* Description of the task
Copy out each line of the material below that holds the string "indicates".

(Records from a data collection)

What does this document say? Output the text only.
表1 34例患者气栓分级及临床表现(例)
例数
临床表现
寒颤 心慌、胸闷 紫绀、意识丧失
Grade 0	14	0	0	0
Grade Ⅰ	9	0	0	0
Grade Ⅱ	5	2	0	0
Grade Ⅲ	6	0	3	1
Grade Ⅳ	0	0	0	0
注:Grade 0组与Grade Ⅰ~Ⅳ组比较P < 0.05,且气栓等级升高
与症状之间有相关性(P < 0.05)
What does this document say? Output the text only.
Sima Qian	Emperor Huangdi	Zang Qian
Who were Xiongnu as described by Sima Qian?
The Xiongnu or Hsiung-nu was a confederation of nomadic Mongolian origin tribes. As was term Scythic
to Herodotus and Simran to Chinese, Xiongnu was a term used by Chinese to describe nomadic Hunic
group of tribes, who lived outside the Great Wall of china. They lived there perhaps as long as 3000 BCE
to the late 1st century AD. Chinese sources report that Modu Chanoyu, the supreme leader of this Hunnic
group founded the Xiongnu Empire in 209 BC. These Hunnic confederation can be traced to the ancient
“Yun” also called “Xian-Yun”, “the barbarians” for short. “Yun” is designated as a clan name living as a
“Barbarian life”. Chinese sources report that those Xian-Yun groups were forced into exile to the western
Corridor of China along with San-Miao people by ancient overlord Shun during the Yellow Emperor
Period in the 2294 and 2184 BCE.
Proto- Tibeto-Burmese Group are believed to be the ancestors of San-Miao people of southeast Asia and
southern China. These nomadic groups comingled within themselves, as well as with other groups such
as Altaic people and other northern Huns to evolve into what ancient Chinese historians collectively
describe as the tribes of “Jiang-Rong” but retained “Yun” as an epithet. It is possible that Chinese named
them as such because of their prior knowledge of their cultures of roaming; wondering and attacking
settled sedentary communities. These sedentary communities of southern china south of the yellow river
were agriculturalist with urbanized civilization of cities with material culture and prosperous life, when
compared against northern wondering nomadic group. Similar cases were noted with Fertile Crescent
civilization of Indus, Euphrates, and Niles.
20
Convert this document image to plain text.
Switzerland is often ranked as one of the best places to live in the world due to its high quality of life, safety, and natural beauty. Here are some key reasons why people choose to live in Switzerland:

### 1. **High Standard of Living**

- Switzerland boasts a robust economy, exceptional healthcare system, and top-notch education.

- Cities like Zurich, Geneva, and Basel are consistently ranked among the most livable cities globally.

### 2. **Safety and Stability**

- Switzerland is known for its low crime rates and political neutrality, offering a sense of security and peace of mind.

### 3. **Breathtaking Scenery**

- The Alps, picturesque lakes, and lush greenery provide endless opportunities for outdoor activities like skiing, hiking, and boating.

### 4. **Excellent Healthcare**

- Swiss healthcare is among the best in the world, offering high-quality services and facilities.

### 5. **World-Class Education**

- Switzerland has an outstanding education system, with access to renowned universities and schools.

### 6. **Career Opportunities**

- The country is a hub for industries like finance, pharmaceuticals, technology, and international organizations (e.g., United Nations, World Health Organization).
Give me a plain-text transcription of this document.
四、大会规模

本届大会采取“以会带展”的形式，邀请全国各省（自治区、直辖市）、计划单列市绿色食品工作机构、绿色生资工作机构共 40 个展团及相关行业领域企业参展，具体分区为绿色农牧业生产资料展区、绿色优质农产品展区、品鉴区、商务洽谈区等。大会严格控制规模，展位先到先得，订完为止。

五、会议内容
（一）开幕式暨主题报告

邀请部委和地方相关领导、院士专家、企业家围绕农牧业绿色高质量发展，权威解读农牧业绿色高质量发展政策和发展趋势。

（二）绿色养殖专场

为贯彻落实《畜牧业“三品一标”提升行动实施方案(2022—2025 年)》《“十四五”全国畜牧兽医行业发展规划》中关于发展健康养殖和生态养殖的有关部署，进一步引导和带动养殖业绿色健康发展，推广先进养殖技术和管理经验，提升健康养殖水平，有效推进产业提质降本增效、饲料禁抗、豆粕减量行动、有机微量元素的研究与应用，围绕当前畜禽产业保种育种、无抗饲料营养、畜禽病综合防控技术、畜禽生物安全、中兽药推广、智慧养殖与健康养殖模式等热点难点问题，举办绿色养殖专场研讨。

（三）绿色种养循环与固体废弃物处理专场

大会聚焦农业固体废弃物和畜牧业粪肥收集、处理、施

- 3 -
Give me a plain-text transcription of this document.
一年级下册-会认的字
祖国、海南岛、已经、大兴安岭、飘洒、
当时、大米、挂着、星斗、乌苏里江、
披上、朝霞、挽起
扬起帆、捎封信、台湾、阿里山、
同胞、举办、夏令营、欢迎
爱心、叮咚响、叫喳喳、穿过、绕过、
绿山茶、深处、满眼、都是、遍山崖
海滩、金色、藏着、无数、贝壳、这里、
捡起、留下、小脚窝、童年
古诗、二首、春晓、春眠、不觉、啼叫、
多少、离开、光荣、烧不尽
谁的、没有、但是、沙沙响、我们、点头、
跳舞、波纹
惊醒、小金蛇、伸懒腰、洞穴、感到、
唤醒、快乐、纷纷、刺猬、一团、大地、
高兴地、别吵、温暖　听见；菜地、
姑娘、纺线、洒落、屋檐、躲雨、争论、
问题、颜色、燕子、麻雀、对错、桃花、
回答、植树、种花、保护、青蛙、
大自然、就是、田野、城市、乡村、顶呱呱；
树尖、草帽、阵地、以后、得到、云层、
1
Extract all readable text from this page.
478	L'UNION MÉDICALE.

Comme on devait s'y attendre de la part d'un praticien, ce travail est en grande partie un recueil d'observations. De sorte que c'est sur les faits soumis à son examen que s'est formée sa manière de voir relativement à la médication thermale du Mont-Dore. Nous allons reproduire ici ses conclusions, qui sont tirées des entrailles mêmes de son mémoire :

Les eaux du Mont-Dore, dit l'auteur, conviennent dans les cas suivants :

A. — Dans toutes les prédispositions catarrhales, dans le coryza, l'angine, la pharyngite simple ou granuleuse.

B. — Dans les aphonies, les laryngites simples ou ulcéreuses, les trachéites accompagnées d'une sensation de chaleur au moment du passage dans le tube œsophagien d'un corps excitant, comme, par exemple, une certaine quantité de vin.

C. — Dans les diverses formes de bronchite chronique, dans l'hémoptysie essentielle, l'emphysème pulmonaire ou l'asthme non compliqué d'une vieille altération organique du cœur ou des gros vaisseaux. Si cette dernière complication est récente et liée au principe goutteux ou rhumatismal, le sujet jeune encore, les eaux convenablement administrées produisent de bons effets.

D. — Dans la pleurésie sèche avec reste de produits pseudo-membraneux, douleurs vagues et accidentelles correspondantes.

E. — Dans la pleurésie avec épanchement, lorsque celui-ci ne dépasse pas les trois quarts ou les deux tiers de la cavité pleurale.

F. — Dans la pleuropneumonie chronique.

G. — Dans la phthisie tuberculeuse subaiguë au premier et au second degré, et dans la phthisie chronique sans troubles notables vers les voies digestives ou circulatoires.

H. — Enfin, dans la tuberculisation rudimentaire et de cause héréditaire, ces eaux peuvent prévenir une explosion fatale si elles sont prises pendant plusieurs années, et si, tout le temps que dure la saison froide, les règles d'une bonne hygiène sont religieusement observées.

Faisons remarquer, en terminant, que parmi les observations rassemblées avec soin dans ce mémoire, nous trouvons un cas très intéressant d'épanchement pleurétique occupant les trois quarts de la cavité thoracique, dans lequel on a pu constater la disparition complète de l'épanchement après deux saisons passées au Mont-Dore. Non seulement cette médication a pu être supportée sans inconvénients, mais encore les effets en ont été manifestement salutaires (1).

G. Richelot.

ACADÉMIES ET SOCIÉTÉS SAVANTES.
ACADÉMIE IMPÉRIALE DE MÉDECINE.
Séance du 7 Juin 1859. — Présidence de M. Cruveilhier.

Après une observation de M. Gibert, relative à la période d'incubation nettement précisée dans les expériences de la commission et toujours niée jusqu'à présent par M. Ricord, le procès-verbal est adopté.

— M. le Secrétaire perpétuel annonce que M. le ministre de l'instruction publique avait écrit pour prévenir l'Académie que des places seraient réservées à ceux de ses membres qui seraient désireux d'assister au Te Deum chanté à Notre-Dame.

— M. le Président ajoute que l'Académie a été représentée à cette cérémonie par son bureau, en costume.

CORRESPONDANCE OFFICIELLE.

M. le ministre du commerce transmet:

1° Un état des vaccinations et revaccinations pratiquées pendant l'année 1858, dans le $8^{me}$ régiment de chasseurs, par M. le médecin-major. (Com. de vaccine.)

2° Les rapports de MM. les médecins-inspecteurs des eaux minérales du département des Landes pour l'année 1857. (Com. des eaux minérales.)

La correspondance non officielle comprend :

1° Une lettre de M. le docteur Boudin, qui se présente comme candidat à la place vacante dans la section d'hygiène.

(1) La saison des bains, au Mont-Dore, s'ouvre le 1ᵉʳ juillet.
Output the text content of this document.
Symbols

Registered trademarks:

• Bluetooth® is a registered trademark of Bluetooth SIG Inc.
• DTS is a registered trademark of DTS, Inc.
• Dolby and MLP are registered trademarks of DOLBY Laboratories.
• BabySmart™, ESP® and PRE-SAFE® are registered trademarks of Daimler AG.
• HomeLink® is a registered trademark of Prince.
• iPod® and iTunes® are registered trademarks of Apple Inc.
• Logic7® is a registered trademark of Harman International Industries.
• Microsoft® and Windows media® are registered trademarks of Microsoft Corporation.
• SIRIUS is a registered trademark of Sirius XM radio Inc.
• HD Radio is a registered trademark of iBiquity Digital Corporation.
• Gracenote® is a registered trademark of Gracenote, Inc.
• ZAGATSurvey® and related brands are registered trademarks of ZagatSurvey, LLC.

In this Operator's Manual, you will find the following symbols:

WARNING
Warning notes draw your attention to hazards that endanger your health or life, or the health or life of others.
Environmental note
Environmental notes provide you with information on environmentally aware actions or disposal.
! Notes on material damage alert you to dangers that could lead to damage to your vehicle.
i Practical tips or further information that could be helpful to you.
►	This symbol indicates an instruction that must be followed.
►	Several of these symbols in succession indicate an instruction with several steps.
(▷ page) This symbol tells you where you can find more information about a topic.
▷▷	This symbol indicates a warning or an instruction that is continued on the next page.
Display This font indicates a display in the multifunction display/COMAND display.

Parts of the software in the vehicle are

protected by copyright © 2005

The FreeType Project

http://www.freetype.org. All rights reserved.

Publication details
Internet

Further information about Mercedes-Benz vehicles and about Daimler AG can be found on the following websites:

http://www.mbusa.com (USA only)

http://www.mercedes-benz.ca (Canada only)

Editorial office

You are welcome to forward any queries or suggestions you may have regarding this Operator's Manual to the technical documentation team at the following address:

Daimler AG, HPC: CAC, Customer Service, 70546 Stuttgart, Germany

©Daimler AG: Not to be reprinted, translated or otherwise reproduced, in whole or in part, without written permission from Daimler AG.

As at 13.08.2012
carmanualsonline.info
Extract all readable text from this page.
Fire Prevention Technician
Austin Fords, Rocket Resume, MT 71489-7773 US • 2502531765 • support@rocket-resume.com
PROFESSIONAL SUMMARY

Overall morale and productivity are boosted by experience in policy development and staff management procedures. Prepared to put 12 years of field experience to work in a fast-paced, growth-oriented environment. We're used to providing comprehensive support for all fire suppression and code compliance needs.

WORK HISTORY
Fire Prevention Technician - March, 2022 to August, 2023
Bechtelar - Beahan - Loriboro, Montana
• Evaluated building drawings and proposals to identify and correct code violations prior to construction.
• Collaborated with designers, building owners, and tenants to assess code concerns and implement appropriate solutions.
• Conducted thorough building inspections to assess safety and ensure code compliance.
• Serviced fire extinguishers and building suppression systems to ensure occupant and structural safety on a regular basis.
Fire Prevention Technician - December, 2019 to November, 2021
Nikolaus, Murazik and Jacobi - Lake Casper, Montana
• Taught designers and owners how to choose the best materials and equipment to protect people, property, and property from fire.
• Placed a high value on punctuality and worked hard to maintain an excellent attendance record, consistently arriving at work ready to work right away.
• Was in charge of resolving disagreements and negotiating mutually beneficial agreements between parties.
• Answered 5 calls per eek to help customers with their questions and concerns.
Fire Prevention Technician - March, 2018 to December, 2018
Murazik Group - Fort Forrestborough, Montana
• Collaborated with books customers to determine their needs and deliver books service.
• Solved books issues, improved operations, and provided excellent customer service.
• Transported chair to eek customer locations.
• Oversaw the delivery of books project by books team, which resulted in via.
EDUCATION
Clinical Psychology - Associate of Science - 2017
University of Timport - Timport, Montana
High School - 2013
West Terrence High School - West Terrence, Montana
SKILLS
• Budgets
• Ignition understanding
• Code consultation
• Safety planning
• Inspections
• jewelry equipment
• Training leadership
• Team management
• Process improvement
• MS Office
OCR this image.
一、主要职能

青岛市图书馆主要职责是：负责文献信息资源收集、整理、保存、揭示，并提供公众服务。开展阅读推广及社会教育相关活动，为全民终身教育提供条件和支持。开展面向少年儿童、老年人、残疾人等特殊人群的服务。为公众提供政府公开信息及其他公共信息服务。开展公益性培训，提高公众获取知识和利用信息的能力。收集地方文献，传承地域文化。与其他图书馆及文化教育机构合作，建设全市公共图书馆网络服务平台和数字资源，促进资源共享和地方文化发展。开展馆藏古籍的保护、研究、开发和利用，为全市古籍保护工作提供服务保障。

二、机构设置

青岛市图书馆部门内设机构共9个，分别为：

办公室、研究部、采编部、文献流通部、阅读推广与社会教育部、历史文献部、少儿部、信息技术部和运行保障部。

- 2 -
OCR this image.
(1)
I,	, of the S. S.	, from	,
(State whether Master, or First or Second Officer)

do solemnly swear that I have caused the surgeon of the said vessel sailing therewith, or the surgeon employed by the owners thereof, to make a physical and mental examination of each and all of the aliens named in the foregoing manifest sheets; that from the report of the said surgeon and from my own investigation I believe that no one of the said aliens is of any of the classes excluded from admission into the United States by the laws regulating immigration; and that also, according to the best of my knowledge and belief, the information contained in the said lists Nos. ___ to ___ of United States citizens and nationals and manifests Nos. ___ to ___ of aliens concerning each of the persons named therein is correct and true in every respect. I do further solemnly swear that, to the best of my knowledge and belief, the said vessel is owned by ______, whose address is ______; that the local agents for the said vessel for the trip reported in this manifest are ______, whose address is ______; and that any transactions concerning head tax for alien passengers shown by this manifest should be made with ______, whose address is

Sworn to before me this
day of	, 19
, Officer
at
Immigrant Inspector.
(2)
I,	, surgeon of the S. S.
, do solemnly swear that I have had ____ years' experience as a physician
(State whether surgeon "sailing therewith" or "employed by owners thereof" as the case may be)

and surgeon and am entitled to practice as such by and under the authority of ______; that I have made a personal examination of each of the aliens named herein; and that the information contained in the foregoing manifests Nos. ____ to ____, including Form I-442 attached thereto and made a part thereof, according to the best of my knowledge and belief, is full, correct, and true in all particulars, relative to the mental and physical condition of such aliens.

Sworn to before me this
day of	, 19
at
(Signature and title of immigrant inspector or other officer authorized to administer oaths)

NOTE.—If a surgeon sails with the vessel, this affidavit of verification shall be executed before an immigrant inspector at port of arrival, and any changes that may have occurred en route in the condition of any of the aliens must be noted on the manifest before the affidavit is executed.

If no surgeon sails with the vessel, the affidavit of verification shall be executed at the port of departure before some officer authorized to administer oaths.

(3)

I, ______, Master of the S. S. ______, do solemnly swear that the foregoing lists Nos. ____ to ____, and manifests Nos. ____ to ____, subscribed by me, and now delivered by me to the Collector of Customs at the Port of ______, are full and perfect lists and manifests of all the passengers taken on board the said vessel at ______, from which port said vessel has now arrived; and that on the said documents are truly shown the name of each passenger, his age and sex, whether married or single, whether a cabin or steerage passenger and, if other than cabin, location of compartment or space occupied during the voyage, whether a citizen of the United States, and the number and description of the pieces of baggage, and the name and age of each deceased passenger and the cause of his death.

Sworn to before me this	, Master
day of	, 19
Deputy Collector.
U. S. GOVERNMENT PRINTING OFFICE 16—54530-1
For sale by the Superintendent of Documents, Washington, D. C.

* Reply
►	This symbol indicates an instruction that must be followed.
▷▷	This symbol indicates a warning or an instruction that is continued on the next page.
Display This font indicates a display in the multifunction display/COMAND display.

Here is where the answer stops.